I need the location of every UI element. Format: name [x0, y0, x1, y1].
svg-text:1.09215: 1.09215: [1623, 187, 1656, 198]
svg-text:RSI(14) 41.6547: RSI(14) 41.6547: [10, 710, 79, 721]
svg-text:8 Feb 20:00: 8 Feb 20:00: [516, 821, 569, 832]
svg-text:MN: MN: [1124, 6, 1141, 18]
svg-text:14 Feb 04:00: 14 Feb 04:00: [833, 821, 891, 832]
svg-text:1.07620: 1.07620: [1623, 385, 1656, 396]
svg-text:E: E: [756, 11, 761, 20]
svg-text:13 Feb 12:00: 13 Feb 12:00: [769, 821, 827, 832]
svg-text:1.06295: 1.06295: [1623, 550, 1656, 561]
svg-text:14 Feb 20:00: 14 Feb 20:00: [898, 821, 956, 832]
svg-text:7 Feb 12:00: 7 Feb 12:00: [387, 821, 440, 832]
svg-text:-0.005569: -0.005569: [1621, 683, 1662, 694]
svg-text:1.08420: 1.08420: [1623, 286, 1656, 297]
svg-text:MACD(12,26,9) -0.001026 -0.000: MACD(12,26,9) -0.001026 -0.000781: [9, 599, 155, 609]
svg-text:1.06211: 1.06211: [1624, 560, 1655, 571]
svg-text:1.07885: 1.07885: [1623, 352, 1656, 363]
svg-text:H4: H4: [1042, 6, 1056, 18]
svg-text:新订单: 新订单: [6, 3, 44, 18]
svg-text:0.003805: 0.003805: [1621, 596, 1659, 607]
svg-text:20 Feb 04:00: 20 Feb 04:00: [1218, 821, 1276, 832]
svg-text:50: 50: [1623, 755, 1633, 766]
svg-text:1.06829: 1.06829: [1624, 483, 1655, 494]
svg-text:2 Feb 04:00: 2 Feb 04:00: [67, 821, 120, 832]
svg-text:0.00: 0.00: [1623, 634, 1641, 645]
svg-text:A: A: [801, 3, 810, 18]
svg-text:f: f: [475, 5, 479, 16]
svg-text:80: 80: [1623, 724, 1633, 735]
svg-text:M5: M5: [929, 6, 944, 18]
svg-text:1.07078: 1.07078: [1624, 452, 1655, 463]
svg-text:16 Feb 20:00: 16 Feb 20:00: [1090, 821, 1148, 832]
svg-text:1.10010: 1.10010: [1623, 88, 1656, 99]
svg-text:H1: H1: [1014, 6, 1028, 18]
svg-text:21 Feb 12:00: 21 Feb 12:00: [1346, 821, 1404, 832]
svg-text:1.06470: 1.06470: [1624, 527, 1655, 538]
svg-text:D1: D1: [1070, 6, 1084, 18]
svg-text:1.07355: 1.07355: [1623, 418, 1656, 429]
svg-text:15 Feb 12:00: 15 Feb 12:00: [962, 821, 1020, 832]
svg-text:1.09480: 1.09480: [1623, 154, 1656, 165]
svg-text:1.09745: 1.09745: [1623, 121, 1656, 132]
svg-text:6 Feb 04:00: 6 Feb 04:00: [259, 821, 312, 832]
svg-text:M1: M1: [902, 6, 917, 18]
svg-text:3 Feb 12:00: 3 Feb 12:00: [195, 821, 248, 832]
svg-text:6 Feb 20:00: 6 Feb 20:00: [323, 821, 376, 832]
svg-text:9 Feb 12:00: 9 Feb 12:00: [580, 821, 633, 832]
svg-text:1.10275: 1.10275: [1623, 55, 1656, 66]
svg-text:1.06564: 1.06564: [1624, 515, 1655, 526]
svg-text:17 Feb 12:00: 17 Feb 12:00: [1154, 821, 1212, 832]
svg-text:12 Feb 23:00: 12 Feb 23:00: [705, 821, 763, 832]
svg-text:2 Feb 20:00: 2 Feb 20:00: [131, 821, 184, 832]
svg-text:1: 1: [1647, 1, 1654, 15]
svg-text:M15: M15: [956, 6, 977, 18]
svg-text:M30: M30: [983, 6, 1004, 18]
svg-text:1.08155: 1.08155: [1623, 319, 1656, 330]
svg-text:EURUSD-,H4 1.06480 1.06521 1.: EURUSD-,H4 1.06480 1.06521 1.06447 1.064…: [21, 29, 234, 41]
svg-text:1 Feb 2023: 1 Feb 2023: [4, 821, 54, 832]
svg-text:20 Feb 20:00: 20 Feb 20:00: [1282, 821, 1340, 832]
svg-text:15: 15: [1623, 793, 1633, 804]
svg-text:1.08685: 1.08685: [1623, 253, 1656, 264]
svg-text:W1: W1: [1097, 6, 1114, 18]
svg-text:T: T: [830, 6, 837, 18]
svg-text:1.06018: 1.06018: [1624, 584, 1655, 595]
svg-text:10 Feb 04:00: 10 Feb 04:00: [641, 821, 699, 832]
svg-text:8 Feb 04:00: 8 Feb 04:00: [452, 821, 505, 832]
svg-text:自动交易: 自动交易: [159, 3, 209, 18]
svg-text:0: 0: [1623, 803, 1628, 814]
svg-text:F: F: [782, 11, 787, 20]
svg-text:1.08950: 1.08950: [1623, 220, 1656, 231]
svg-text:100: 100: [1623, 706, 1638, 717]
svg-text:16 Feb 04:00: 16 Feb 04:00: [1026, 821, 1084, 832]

§ **解くべき問題**: 上のエントリのうち、文字列「MACD」を含む行がいくつあるか、数だけを答えよ。

§ **練習の解答**: 1